== GIVEN DATA

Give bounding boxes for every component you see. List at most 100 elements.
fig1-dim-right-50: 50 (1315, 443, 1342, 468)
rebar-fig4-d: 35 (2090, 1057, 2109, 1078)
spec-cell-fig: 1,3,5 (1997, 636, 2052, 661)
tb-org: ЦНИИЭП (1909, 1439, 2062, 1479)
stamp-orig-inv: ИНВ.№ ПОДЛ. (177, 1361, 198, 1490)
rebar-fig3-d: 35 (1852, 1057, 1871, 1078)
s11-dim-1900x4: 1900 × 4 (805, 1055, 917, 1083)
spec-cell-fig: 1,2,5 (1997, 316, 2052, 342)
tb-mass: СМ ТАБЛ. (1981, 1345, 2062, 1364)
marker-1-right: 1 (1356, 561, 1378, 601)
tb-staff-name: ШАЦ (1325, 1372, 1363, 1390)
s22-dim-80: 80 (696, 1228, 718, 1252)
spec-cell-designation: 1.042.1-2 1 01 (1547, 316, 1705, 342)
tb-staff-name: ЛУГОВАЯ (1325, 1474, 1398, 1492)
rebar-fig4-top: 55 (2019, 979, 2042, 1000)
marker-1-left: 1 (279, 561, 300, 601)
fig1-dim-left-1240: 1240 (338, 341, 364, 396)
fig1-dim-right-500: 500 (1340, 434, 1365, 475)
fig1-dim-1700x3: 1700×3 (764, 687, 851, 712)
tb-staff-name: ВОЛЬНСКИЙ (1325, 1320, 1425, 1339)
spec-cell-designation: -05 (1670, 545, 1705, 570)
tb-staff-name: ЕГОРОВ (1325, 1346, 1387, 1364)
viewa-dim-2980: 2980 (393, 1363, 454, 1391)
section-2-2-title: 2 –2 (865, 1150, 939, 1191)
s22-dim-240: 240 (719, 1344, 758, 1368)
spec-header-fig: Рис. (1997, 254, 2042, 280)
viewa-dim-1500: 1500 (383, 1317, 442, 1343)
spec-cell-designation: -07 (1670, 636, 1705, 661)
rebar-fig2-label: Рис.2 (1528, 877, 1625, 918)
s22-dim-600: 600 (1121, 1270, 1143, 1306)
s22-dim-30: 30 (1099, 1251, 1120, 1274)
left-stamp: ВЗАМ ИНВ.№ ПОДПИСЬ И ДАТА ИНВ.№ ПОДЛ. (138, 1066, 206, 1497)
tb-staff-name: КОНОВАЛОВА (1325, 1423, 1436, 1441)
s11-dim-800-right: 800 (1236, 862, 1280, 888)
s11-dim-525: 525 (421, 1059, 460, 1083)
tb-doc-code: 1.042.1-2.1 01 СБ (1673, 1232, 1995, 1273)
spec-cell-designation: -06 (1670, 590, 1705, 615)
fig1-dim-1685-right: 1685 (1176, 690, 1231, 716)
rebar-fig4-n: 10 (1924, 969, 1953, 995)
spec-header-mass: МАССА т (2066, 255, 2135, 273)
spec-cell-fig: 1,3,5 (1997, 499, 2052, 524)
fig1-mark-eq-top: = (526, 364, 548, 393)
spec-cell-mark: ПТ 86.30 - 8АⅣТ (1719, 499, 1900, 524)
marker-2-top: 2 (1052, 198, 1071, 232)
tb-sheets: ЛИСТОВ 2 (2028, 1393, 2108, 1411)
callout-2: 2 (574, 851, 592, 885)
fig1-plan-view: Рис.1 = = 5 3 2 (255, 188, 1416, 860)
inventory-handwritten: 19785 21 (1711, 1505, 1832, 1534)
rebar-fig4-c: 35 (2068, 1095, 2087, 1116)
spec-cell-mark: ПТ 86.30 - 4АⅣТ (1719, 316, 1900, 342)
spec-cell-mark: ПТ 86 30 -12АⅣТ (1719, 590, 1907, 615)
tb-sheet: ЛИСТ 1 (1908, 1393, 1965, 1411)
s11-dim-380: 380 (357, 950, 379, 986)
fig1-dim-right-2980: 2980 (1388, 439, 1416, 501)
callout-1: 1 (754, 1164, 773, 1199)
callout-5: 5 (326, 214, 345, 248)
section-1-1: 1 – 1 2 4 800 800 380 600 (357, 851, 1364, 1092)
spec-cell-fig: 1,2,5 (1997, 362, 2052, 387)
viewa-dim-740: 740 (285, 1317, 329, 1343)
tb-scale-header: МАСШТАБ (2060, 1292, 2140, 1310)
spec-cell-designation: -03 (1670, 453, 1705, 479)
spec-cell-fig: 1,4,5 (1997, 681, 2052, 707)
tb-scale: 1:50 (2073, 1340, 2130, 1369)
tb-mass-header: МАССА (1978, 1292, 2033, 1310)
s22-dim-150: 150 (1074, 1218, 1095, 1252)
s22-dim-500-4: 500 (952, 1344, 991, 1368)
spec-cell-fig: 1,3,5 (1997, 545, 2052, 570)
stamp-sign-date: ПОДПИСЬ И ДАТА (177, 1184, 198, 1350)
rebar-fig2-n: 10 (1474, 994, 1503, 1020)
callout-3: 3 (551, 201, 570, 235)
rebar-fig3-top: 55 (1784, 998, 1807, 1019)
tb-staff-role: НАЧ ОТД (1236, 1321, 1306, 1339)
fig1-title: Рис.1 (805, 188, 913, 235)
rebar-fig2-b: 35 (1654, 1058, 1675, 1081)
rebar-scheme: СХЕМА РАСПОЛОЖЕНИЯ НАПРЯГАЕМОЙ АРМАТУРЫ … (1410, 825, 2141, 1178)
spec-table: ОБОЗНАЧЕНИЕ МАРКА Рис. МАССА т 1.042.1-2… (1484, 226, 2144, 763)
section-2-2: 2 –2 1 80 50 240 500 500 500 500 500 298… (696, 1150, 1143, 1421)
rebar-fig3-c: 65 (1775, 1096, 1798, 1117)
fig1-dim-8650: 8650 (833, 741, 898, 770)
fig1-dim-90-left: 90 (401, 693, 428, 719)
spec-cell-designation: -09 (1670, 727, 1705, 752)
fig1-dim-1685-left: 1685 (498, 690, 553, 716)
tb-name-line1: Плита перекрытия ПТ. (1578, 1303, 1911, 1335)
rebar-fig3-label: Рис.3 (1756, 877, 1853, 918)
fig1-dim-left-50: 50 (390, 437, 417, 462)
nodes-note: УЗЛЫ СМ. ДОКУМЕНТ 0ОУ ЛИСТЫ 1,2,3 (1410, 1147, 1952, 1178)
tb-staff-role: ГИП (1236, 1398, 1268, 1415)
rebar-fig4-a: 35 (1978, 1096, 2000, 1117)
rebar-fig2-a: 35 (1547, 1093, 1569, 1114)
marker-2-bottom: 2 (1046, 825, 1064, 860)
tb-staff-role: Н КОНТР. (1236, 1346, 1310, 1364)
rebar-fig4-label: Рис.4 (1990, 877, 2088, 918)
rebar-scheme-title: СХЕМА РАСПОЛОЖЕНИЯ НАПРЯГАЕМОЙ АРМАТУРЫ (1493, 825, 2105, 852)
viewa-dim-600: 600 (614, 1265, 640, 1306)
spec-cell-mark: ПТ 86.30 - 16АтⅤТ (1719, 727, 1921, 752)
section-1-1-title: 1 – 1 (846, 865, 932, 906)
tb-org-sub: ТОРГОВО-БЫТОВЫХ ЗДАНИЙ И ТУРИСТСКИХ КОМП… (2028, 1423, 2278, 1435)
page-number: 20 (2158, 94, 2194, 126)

====

• GIVEN PROBLEM
Please give the lines above as a JSON list of strings, one string per line and no blank lines, starting with the first line and ending with the line containing "spec-header-fig: Рис. (1997, 254, 2042, 280)", both ends included.

• THE OUTPUT
[
  "Give bounding boxes for every component you see. List at most 100 elements.",
  "fig1-dim-right-50: 50 (1315, 443, 1342, 468)",
  "rebar-fig4-d: 35 (2090, 1057, 2109, 1078)",
  "spec-cell-fig: 1,3,5 (1997, 636, 2052, 661)",
  "tb-org: ЦНИИЭП (1909, 1439, 2062, 1479)",
  "stamp-orig-inv: ИНВ.№ ПОДЛ. (177, 1361, 198, 1490)",
  "rebar-fig3-d: 35 (1852, 1057, 1871, 1078)",
  "s11-dim-1900x4: 1900 × 4 (805, 1055, 917, 1083)",
  "spec-cell-fig: 1,2,5 (1997, 316, 2052, 342)",
  "tb-mass: СМ ТАБЛ. (1981, 1345, 2062, 1364)",
  "marker-1-right: 1 (1356, 561, 1378, 601)",
  "tb-staff-name: ШАЦ (1325, 1372, 1363, 1390)",
  "s22-dim-80: 80 (696, 1228, 718, 1252)",
  "spec-cell-designation: 1.042.1-2 1 01 (1547, 316, 1705, 342)",
  "tb-staff-name: ЛУГОВАЯ (1325, 1474, 1398, 1492)",
  "rebar-fig4-top: 55 (2019, 979, 2042, 1000)",
  "marker-1-left: 1 (279, 561, 300, 601)",
  "fig1-dim-left-1240: 1240 (338, 341, 364, 396)",
  "fig1-dim-right-500: 500 (1340, 434, 1365, 475)",
  "fig1-dim-1700x3: 1700×3 (764, 687, 851, 712)",
  "tb-staff-name: ВОЛЬНСКИЙ (1325, 1320, 1425, 1339)",
  "spec-cell-designation: -05 (1670, 545, 1705, 570)",
  "tb-staff-name: ЕГОРОВ (1325, 1346, 1387, 1364)",
  "viewa-dim-2980: 2980 (393, 1363, 454, 1391)",
  "section-2-2-title: 2 –2 (865, 1150, 939, 1191)",
  "s22-dim-240: 240 (719, 1344, 758, 1368)",
  "spec-header-fig: Рис. (1997, 254, 2042, 280)"
]